◆ THE EXERCISE ◆
Give an exact transcription of every line, dropping the images.

(Extracted records)
^^^^^^^^^^^^^^^^

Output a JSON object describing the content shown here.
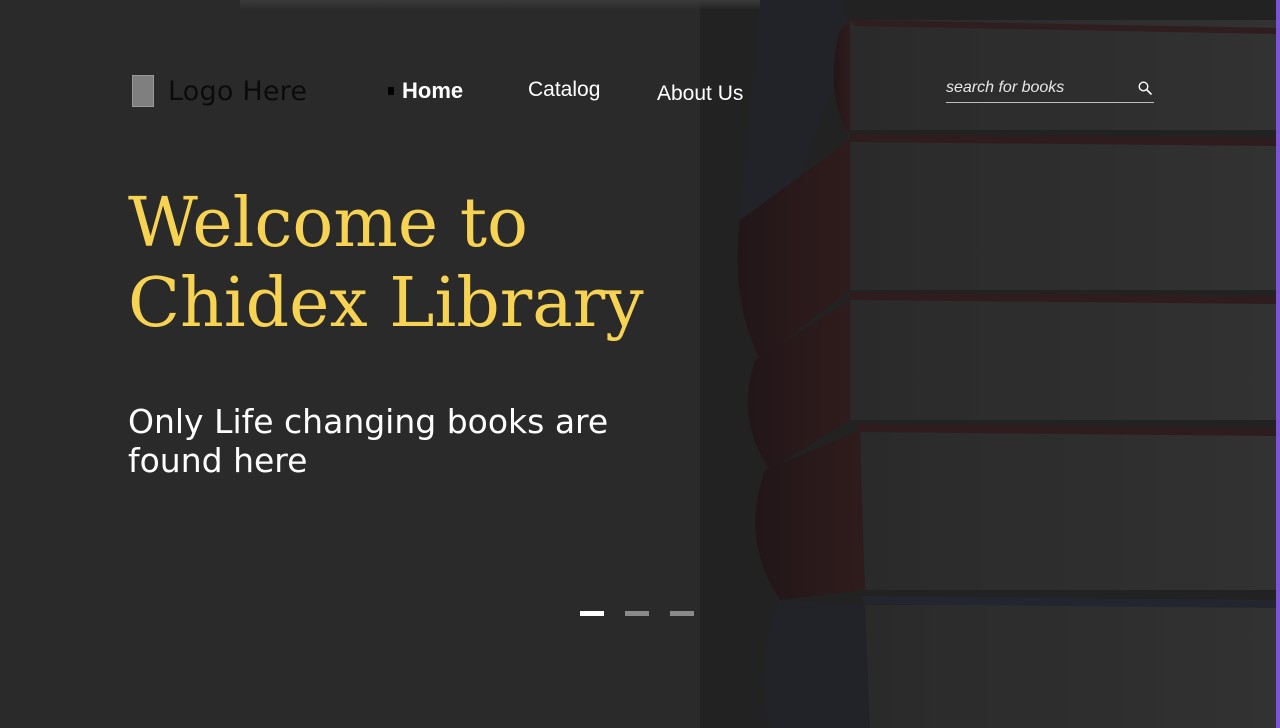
{
  "header": {
    "logo_text": "Logo Here",
    "nav": {
      "home": "Home",
      "catalog": "Catalog",
      "about": "About Us"
    },
    "search": {
      "placeholder": "search for books",
      "icon": "search-icon"
    }
  },
  "hero": {
    "title_line1": "Welcome to",
    "title_line2": "Chidex Library",
    "subtitle_line1": "Only Life changing books are",
    "subtitle_line2": "found here"
  },
  "carousel": {
    "slides": 3,
    "active_index": 0
  },
  "colors": {
    "background": "#2a2a2a",
    "title": "#f7d354",
    "text": "#ffffff",
    "accent_edge": "#8b5cf6"
  }
}
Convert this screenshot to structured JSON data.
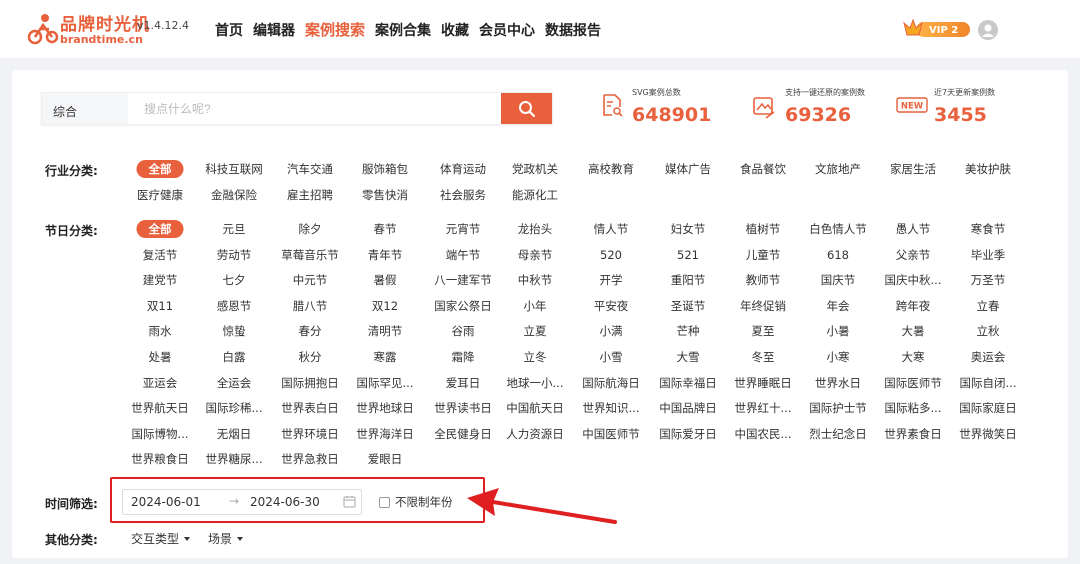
{
  "header": {
    "logo_cn": "品牌时光机",
    "logo_en": "brandtime.cn",
    "version": "v1.4.12.4",
    "nav": [
      "首页",
      "编辑器",
      "案例搜索",
      "案例合集",
      "收藏",
      "会员中心",
      "数据报告"
    ],
    "active_nav": "案例搜索",
    "vip_label": "VIP 2"
  },
  "search": {
    "type": "综合",
    "placeholder": "搜点什么呢?"
  },
  "stats": [
    {
      "label": "SVG案例总数",
      "value": "648901",
      "icon": "document-search-icon"
    },
    {
      "label": "支持一键还原的案例数",
      "value": "69326",
      "icon": "restore-image-icon"
    },
    {
      "label": "近7天更新案例数",
      "value": "3455",
      "icon": "new-badge-icon",
      "badge": "NEW"
    }
  ],
  "filters": {
    "industry_label": "行业分类:",
    "industry": [
      "全部",
      "科技互联网",
      "汽车交通",
      "服饰箱包",
      "体育运动",
      "党政机关",
      "高校教育",
      "媒体广告",
      "食品餐饮",
      "文旅地产",
      "家居生活",
      "美妆护肤",
      "医疗健康",
      "金融保险",
      "雇主招聘",
      "零售快消",
      "社会服务",
      "能源化工"
    ],
    "holiday_label": "节日分类:",
    "holiday": [
      "全部",
      "元旦",
      "除夕",
      "春节",
      "元宵节",
      "龙抬头",
      "情人节",
      "妇女节",
      "植树节",
      "白色情人节",
      "愚人节",
      "寒食节",
      "复活节",
      "劳动节",
      "草莓音乐节",
      "青年节",
      "端午节",
      "母亲节",
      "520",
      "521",
      "儿童节",
      "618",
      "父亲节",
      "毕业季",
      "建党节",
      "七夕",
      "中元节",
      "暑假",
      "八一建军节",
      "中秋节",
      "开学",
      "重阳节",
      "教师节",
      "国庆节",
      "国庆中秋...",
      "万圣节",
      "双11",
      "感恩节",
      "腊八节",
      "双12",
      "国家公祭日",
      "小年",
      "平安夜",
      "圣诞节",
      "年终促销",
      "年会",
      "跨年夜",
      "立春",
      "雨水",
      "惊蛰",
      "春分",
      "清明节",
      "谷雨",
      "立夏",
      "小满",
      "芒种",
      "夏至",
      "小暑",
      "大暑",
      "立秋",
      "处暑",
      "白露",
      "秋分",
      "寒露",
      "霜降",
      "立冬",
      "小雪",
      "大雪",
      "冬至",
      "小寒",
      "大寒",
      "奥运会",
      "亚运会",
      "全运会",
      "国际拥抱日",
      "国际罕见...",
      "爱耳日",
      "地球一小...",
      "国际航海日",
      "国际幸福日",
      "世界睡眠日",
      "世界水日",
      "国际医师节",
      "国际自闭...",
      "世界航天日",
      "国际珍稀...",
      "世界表白日",
      "世界地球日",
      "世界读书日",
      "中国航天日",
      "世界知识...",
      "中国品牌日",
      "世界红十...",
      "国际护士节",
      "国际粘多...",
      "国际家庭日",
      "国际博物...",
      "无烟日",
      "世界环境日",
      "世界海洋日",
      "全民健身日",
      "人力资源日",
      "中国医师节",
      "国际爱牙日",
      "中国农民...",
      "烈士纪念日",
      "世界素食日",
      "世界微笑日",
      "世界粮食日",
      "世界糖尿...",
      "世界急救日",
      "爱眼日"
    ],
    "time_label": "时间筛选:",
    "date_start": "2024-06-01",
    "date_arrow": "→",
    "date_end": "2024-06-30",
    "no_year_limit": "不限制年份",
    "other_label": "其他分类:",
    "dropdowns": [
      "交互类型",
      "场景"
    ]
  },
  "colors": {
    "accent": "#e8603c",
    "annotation": "#e02020"
  }
}
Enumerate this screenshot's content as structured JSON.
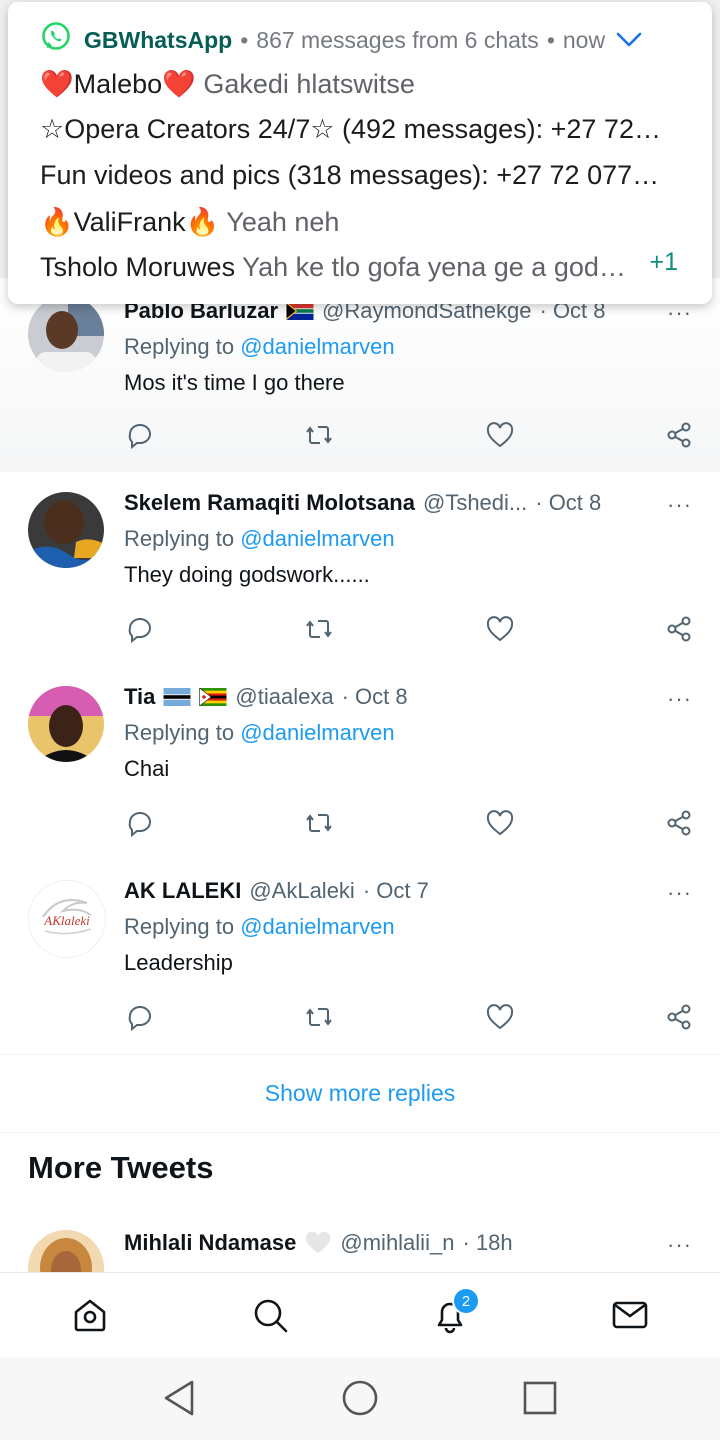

^^^^^^^^^^^^^^^^

◆ EXERCISE RESULT ◆
Output a JSON object describing the content shown here.
{
  "header": {
    "logo_text": "Logo Here",
    "nav": {
      "home": "Home",
      "catalog": "Catalog",
      "about": "About Us"
    },
    "search": {
      "placeholder": "search for books",
      "icon": "search-icon"
    }
  },
  "hero": {
    "title_line1": "Welcome to",
    "title_line2": "Chidex Library",
    "subtitle_line1": "Only Life changing books are",
    "subtitle_line2": "found here"
  },
  "carousel": {
    "slides": 3,
    "active_index": 0
  },
  "colors": {
    "background": "#2a2a2a",
    "title": "#f7d354",
    "text": "#ffffff",
    "accent_edge": "#8b5cf6"
  }
}
Convert this screenshot to structured JSON data.
{
  "header": {
    "logo_cn": "品牌时光机",
    "logo_en": "brandtime.cn",
    "version": "v1.4.12.4",
    "nav": [
      "首页",
      "编辑器",
      "案例搜索",
      "案例合集",
      "收藏",
      "会员中心",
      "数据报告"
    ],
    "active_nav": "案例搜索",
    "vip_label": "VIP 2"
  },
  "search": {
    "type": "综合",
    "placeholder": "搜点什么呢?"
  },
  "stats": [
    {
      "label": "SVG案例总数",
      "value": "648901",
      "icon": "document-search-icon"
    },
    {
      "label": "支持一键还原的案例数",
      "value": "69326",
      "icon": "restore-image-icon"
    },
    {
      "label": "近7天更新案例数",
      "value": "3455",
      "icon": "new-badge-icon",
      "badge": "NEW"
    }
  ],
  "filters": {
    "industry_label": "行业分类:",
    "industry": [
      "全部",
      "科技互联网",
      "汽车交通",
      "服饰箱包",
      "体育运动",
      "党政机关",
      "高校教育",
      "媒体广告",
      "食品餐饮",
      "文旅地产",
      "家居生活",
      "美妆护肤",
      "医疗健康",
      "金融保险",
      "雇主招聘",
      "零售快消",
      "社会服务",
      "能源化工"
    ],
    "holiday_label": "节日分类:",
    "holiday": [
      "全部",
      "元旦",
      "除夕",
      "春节",
      "元宵节",
      "龙抬头",
      "情人节",
      "妇女节",
      "植树节",
      "白色情人节",
      "愚人节",
      "寒食节",
      "复活节",
      "劳动节",
      "草莓音乐节",
      "青年节",
      "端午节",
      "母亲节",
      "520",
      "521",
      "儿童节",
      "618",
      "父亲节",
      "毕业季",
      "建党节",
      "七夕",
      "中元节",
      "暑假",
      "八一建军节",
      "中秋节",
      "开学",
      "重阳节",
      "教师节",
      "国庆节",
      "国庆中秋...",
      "万圣节",
      "双11",
      "感恩节",
      "腊八节",
      "双12",
      "国家公祭日",
      "小年",
      "平安夜",
      "圣诞节",
      "年终促销",
      "年会",
      "跨年夜",
      "立春",
      "雨水",
      "惊蛰",
      "春分",
      "清明节",
      "谷雨",
      "立夏",
      "小满",
      "芒种",
      "夏至",
      "小暑",
      "大暑",
      "立秋",
      "处暑",
      "白露",
      "秋分",
      "寒露",
      "霜降",
      "立冬",
      "小雪",
      "大雪",
      "冬至",
      "小寒",
      "大寒",
      "奥运会",
      "亚运会",
      "全运会",
      "国际拥抱日",
      "国际罕见...",
      "爱耳日",
      "地球一小...",
      "国际航海日",
      "国际幸福日",
      "世界睡眠日",
      "世界水日",
      "国际医师节",
      "国际自闭...",
      "世界航天日",
      "国际珍稀...",
      "世界表白日",
      "世界地球日",
      "世界读书日",
      "中国航天日",
      "世界知识...",
      "中国品牌日",
      "世界红十...",
      "国际护士节",
      "国际粘多...",
      "国际家庭日",
      "国际博物...",
      "无烟日",
      "世界环境日",
      "世界海洋日",
      "全民健身日",
      "人力资源日",
      "中国医师节",
      "国际爱牙日",
      "中国农民...",
      "烈士纪念日",
      "世界素食日",
      "世界微笑日",
      "世界粮食日",
      "世界糖尿...",
      "世界急救日",
      "爱眼日"
    ],
    "time_label": "时间筛选:",
    "date_start": "2024-06-01",
    "date_arrow": "→",
    "date_end": "2024-06-30",
    "no_year_limit": "不限制年份",
    "other_label": "其他分类:",
    "dropdowns": [
      "交互类型",
      "场景"
    ]
  },
  "colors": {
    "accent": "#e8603c",
    "annotation": "#e02020"
  }
}
Enumerate this screenshot's content as structured JSON.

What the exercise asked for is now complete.